**What is needed:** From the review of The Red Coast, pull out the passage that starts at the words "The Red Coast is" and ends after "and vigilante violence.", copying it word for word.

**Provided text:**
--------------------------------------------------

The Red Coast is a self-described "popular history" of labor militancy and political radicalism along the southern Pacific coast of Washington state in the early twentieth century (5). The authors' approach puts class conflict at the center of the story. Hence, groups that are often depicted in a rise and fall narrative, such as the syndicalist Industrial Workers of the World (IWW), appear as one expression of an underlying radicalism that continued into the 1930s. In fifteen chapters, The Red Coast brings together the history of lumber, maritime, fishing, and waterfront workers, as well as the role of Finnish men and women. The book combines these topics with efforts by business and its allies to combat radicalism, such as criminal syndicalism legislation, immigration restriction, and vigilante violence.

The story of the shingle weavers and their decades-long fight for the six-hour day illustrates the authors' approach. Because of dangerous work conditions that often resulted in the loss of fingers, shingle weavers continually sought shorter hours. Two unions of shingle weavers were formed in 1890 and 1903, and the workers struck "ten times between 1902 and 1911" (123). The IWW became involved in a strike in Everett in 1915–16, leading to the infamous Everett Massacre and Bloody Sunday, in which five Wobblies and two sheriff's deputies were killed. A 1917 strike achieved a reduction to eight hours. In 1927, the communist-led International Shingle Weavers Union was formed, and in the massive 1935 Lumber Strike workers achieved the six-hour day. This singular achievement was due to long-term organizing among militant workers that spanned several different forms of organization. [End Page 107]

Finnish immigrants were an important constituency of radicalism on the Red Coast. Other sources cited by the authors, such as Auvo Kostiainen's essay "Politics of the Left and Right" in his edited volume Finns in the United States and Gary Kaunonen's Challenge Accepted, discuss Finnish meeting halls in general terms or in other places. But The Red Coast provides a thick description of Finn Halls in this region. Many of these halls began as temperance societies, later contested by "Red" and "White" factions (37). In Ilwaco, Finns "gained control" of Columbia Hall, which was built in the 1890s (38). In the 1910s, the Ilwaco local of the Finnish Socialist Federation lost a court case to acquire the hall, then in 1915 built its own Workers' Hall. Some of the halls "were as large as 20,000 feet" and, in addition to supporting plays, dances, and athletic activities, served as strike headquarters, such as during the 1912 Grays Harbor and Pacific County Lumber Strike, known as the War of Grays Harbor (39).

--------------------------------------------------

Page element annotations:
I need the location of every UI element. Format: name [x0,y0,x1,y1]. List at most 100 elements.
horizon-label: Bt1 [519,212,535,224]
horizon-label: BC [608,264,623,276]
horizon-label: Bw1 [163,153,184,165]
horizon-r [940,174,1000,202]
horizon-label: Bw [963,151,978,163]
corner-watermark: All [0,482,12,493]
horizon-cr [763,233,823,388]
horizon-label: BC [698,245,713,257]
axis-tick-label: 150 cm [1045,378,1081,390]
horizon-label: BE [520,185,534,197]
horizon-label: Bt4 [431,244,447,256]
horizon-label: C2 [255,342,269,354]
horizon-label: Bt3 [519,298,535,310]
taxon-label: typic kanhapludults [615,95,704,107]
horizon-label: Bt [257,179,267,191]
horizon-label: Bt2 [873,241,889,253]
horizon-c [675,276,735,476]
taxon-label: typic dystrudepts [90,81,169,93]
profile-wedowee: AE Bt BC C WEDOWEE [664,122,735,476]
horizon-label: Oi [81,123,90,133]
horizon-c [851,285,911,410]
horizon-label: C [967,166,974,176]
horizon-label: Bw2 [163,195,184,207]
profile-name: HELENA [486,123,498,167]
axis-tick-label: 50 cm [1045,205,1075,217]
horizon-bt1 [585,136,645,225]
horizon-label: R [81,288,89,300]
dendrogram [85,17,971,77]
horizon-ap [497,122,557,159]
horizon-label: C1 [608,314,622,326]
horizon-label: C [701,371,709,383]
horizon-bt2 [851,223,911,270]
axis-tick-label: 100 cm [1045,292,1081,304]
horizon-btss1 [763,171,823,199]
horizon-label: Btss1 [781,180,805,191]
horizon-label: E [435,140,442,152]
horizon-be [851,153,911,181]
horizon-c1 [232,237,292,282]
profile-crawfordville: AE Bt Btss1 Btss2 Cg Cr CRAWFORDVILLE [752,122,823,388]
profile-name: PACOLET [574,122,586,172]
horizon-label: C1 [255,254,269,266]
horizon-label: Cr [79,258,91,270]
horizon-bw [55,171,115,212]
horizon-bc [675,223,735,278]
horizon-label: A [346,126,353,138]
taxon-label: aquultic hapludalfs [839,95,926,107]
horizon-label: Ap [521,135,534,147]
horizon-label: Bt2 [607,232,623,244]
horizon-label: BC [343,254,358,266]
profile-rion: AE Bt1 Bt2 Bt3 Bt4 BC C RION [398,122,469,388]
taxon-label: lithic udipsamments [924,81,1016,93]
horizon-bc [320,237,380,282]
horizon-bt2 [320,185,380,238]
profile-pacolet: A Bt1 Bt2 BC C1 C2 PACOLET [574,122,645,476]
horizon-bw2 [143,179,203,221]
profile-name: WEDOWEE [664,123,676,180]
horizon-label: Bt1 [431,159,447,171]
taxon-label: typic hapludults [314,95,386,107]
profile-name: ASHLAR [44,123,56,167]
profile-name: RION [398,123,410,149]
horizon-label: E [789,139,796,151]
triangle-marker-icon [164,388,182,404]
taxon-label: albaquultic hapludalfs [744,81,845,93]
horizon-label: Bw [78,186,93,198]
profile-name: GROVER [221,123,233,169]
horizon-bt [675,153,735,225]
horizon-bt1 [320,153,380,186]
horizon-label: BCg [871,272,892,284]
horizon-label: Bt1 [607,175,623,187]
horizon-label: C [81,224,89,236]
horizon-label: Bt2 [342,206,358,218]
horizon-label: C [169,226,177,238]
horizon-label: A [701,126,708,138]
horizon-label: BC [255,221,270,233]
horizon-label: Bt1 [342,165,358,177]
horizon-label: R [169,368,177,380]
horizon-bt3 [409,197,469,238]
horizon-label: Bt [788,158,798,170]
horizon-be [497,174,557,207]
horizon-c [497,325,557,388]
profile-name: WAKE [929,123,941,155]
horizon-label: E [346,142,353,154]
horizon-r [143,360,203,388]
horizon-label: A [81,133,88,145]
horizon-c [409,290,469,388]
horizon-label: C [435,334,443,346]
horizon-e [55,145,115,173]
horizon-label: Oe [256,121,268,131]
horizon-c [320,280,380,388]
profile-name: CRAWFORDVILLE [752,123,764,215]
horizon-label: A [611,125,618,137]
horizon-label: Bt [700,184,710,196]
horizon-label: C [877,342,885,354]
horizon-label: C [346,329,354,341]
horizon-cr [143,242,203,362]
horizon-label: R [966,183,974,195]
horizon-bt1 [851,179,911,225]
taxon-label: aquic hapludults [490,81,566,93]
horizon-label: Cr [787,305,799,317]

--------------------------------------------------

**Task response:**
The Red Coast is a self-described "popular history" of labor militancy and political radicalism along the southern Pacific coast of Washington state in the early twentieth century (5). The authors' approach puts class conflict at the center of the story. Hence, groups that are often depicted in a rise and fall narrative, such as the syndicalist Industrial Workers of the World (IWW), appear as one expression of an underlying radicalism that continued into the 1930s. In fifteen chapters, The Red Coast brings together the history of lumber, maritime, fishing, and waterfront workers, as well as the role of Finnish men and women. The book combines these topics with efforts by business and its allies to combat radicalism, such as criminal syndicalism legislation, immigration restriction, and vigilante violence.